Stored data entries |

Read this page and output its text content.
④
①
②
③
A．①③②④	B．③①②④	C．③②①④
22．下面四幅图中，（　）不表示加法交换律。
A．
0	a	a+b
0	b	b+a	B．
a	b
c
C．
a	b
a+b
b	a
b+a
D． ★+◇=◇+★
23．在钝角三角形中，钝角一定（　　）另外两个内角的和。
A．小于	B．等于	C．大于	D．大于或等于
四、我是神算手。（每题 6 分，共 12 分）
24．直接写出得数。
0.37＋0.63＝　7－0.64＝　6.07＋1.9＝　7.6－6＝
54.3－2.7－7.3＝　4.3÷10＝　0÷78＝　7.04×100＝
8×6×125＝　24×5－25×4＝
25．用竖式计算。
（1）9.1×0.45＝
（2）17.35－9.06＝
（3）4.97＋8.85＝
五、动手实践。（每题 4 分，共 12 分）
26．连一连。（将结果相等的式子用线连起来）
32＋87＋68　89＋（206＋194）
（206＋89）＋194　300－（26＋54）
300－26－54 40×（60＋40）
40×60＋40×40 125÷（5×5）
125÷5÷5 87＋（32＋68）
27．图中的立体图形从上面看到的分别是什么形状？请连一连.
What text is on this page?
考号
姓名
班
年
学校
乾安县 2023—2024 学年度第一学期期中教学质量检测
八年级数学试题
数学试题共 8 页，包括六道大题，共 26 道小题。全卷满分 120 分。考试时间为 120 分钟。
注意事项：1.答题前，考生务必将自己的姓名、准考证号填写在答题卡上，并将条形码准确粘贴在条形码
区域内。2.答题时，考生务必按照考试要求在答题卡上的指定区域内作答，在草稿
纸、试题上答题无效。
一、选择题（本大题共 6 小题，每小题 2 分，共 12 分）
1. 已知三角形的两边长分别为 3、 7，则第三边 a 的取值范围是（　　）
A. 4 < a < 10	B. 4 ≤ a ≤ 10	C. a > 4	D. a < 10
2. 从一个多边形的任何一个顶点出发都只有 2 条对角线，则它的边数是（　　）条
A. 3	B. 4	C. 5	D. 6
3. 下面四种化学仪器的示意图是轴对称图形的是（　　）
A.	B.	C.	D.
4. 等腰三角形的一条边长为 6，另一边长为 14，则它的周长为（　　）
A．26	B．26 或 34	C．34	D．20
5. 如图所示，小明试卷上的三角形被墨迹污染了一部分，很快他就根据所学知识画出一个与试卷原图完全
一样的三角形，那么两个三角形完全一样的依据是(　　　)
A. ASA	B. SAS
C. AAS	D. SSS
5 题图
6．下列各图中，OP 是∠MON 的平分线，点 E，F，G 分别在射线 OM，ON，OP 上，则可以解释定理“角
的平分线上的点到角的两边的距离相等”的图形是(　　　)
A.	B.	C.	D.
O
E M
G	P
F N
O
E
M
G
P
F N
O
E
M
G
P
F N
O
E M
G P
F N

What you should do |
Identify each line containing the string "text" and copy it out.

Correct answer |
Read this page and output its text content.
What text is on this page?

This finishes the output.